### Task instructions:
Please give the entries again in full and exactly, without any picture.

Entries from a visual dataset
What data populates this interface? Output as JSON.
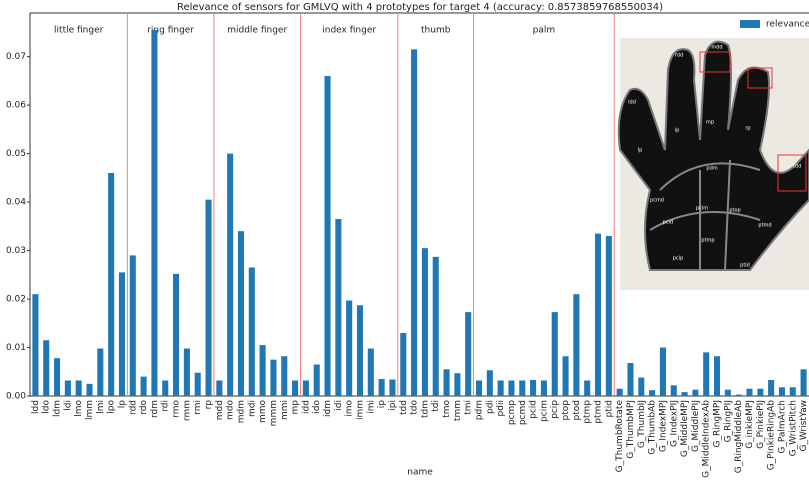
{
  "chart_data": {
    "type": "bar",
    "title": "Relevance of sensors for GMLVQ with 4 prototypes for target 4 (accuracy: 0.8573859768550034)",
    "x_label": "name",
    "categories": [
      "ldd",
      "ldo",
      "ldm",
      "ldi",
      "lmo",
      "lmm",
      "lmi",
      "lpo",
      "lp",
      "rdd",
      "rdo",
      "rdm",
      "rdi",
      "rmo",
      "rmm",
      "rmi",
      "rp",
      "mdd",
      "mdo",
      "mdm",
      "mdi",
      "mmo",
      "mmm",
      "mmi",
      "mp",
      "idd",
      "ido",
      "idm",
      "idi",
      "imo",
      "imm",
      "imi",
      "ip",
      "ipi",
      "tdd",
      "tdo",
      "tdm",
      "tdi",
      "tmo",
      "tmm",
      "tmi",
      "pdm",
      "pdi",
      "pdii",
      "pcmp",
      "pcmd",
      "pcid",
      "pcim",
      "pcip",
      "ptop",
      "ptod",
      "ptmp",
      "ptmd",
      "ptid",
      "G_ThumbRotate",
      "G_ThumbMPJ",
      "G_ThumbIJ",
      "G_ThumbAb",
      "G_IndexMPJ",
      "G_IndexPIJ",
      "G_MiddleMPJ",
      "G_MiddlePIJ",
      "G_MiddleIndexAb",
      "G_RingMPJ",
      "G_RingPIJ",
      "G_RingMiddleAb",
      "G_inkieMPJ",
      "G_PinkiePIJ",
      "G_PinkieRingAb",
      "G_PalmArch",
      "G_WristPitch",
      "G_WristYaw"
    ],
    "series": [
      {
        "name": "relevance",
        "color": "#1f77b4",
        "values": [
          0.021,
          0.0115,
          0.0078,
          0.0032,
          0.0032,
          0.0025,
          0.0098,
          0.046,
          0.0255,
          0.029,
          0.004,
          0.0755,
          0.0032,
          0.0252,
          0.0098,
          0.0048,
          0.0405,
          0.0032,
          0.05,
          0.034,
          0.0265,
          0.0105,
          0.0075,
          0.0082,
          0.0032,
          0.0032,
          0.0065,
          0.066,
          0.0365,
          0.0197,
          0.0187,
          0.0098,
          0.0035,
          0.0034,
          0.013,
          0.0715,
          0.0305,
          0.0287,
          0.0055,
          0.0047,
          0.0173,
          0.0032,
          0.0053,
          0.0032,
          0.0032,
          0.0032,
          0.0033,
          0.0032,
          0.0173,
          0.0082,
          0.021,
          0.0032,
          0.0335,
          0.033,
          0.0015,
          0.0068,
          0.0038,
          0.0012,
          0.01,
          0.0022,
          0.0008,
          0.0013,
          0.009,
          0.0082,
          0.0013,
          0.0003,
          0.0015,
          0.0015,
          0.0033,
          0.0018,
          0.0018,
          0.0055
        ]
      }
    ],
    "ylim": [
      0,
      0.079
    ],
    "yticks": [
      {
        "value": 0,
        "label": "0.00"
      },
      {
        "value": 0.01,
        "label": "0.01"
      },
      {
        "value": 0.02,
        "label": "0.02"
      },
      {
        "value": 0.03,
        "label": "0.03"
      },
      {
        "value": 0.04,
        "label": "0.04"
      },
      {
        "value": 0.05,
        "label": "0.05"
      },
      {
        "value": 0.06,
        "label": "0.06"
      },
      {
        "value": 0.07,
        "label": "0.07"
      }
    ],
    "legend": "upper right",
    "sections": [
      {
        "label": "little finger",
        "from": "ldd",
        "to": "lp"
      },
      {
        "label": "ring finger",
        "from": "rdd",
        "to": "rp"
      },
      {
        "label": "middle finger",
        "from": "mdd",
        "to": "mp"
      },
      {
        "label": "index finger",
        "from": "idd",
        "to": "ipi"
      },
      {
        "label": "thumb",
        "from": "tdd",
        "to": "tmi"
      },
      {
        "label": "palm",
        "from": "pdm",
        "to": "ptid"
      }
    ],
    "section_line_color": "#f08080",
    "inset_labels": [
      "mdd",
      "rdd",
      "ldd",
      "idd",
      "tdd",
      "pdm",
      "pcid",
      "pcmd",
      "pcim",
      "pcip",
      "ptop",
      "ptmp",
      "ptmd",
      "ptid",
      "mp",
      "ip",
      "lp",
      "rp"
    ]
  }
}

### Result of the exercise:
What data populates this interface? Output as JSON.
{
  "chart_data": {
    "type": "bar",
    "title": "Relevance of sensors for GMLVQ with 4 prototypes for target 4 (accuracy: 0.8573859768550034)",
    "x_label": "name",
    "categories": [
      "ldd",
      "ldo",
      "ldm",
      "ldi",
      "lmo",
      "lmm",
      "lmi",
      "lpo",
      "lp",
      "rdd",
      "rdo",
      "rdm",
      "rdi",
      "rmo",
      "rmm",
      "rmi",
      "rp",
      "mdd",
      "mdo",
      "mdm",
      "mdi",
      "mmo",
      "mmm",
      "mmi",
      "mp",
      "idd",
      "ido",
      "idm",
      "idi",
      "imo",
      "imm",
      "imi",
      "ip",
      "ipi",
      "tdd",
      "tdo",
      "tdm",
      "tdi",
      "tmo",
      "tmm",
      "tmi",
      "pdm",
      "pdi",
      "pdii",
      "pcmp",
      "pcmd",
      "pcid",
      "pcim",
      "pcip",
      "ptop",
      "ptod",
      "ptmp",
      "ptmd",
      "ptid",
      "G_ThumbRotate",
      "G_ThumbMPJ",
      "G_ThumbIJ",
      "G_ThumbAb",
      "G_IndexMPJ",
      "G_IndexPIJ",
      "G_MiddleMPJ",
      "G_MiddlePIJ",
      "G_MiddleIndexAb",
      "G_RingMPJ",
      "G_RingPIJ",
      "G_RingMiddleAb",
      "G_inkieMPJ",
      "G_PinkiePIJ",
      "G_PinkieRingAb",
      "G_PalmArch",
      "G_WristPitch",
      "G_WristYaw"
    ],
    "series": [
      {
        "name": "relevance",
        "color": "#1f77b4",
        "values": [
          0.021,
          0.0115,
          0.0078,
          0.0032,
          0.0032,
          0.0025,
          0.0098,
          0.046,
          0.0255,
          0.029,
          0.004,
          0.0755,
          0.0032,
          0.0252,
          0.0098,
          0.0048,
          0.0405,
          0.0032,
          0.05,
          0.034,
          0.0265,
          0.0105,
          0.0075,
          0.0082,
          0.0032,
          0.0032,
          0.0065,
          0.066,
          0.0365,
          0.0197,
          0.0187,
          0.0098,
          0.0035,
          0.0034,
          0.013,
          0.0715,
          0.0305,
          0.0287,
          0.0055,
          0.0047,
          0.0173,
          0.0032,
          0.0053,
          0.0032,
          0.0032,
          0.0032,
          0.0033,
          0.0032,
          0.0173,
          0.0082,
          0.021,
          0.0032,
          0.0335,
          0.033,
          0.0015,
          0.0068,
          0.0038,
          0.0012,
          0.01,
          0.0022,
          0.0008,
          0.0013,
          0.009,
          0.0082,
          0.0013,
          0.0003,
          0.0015,
          0.0015,
          0.0033,
          0.0018,
          0.0018,
          0.0055
        ]
      }
    ],
    "ylim": [
      0,
      0.079
    ],
    "yticks": [
      {
        "value": 0,
        "label": "0.00"
      },
      {
        "value": 0.01,
        "label": "0.01"
      },
      {
        "value": 0.02,
        "label": "0.02"
      },
      {
        "value": 0.03,
        "label": "0.03"
      },
      {
        "value": 0.04,
        "label": "0.04"
      },
      {
        "value": 0.05,
        "label": "0.05"
      },
      {
        "value": 0.06,
        "label": "0.06"
      },
      {
        "value": 0.07,
        "label": "0.07"
      }
    ],
    "legend": "upper right",
    "sections": [
      {
        "label": "little finger",
        "from": "ldd",
        "to": "lp"
      },
      {
        "label": "ring finger",
        "from": "rdd",
        "to": "rp"
      },
      {
        "label": "middle finger",
        "from": "mdd",
        "to": "mp"
      },
      {
        "label": "index finger",
        "from": "idd",
        "to": "ipi"
      },
      {
        "label": "thumb",
        "from": "tdd",
        "to": "tmi"
      },
      {
        "label": "palm",
        "from": "pdm",
        "to": "ptid"
      }
    ],
    "section_line_color": "#f08080",
    "inset_labels": [
      "mdd",
      "rdd",
      "ldd",
      "idd",
      "tdd",
      "pdm",
      "pcid",
      "pcmd",
      "pcim",
      "pcip",
      "ptop",
      "ptmp",
      "ptmd",
      "ptid",
      "mp",
      "ip",
      "lp",
      "rp"
    ]
  }
}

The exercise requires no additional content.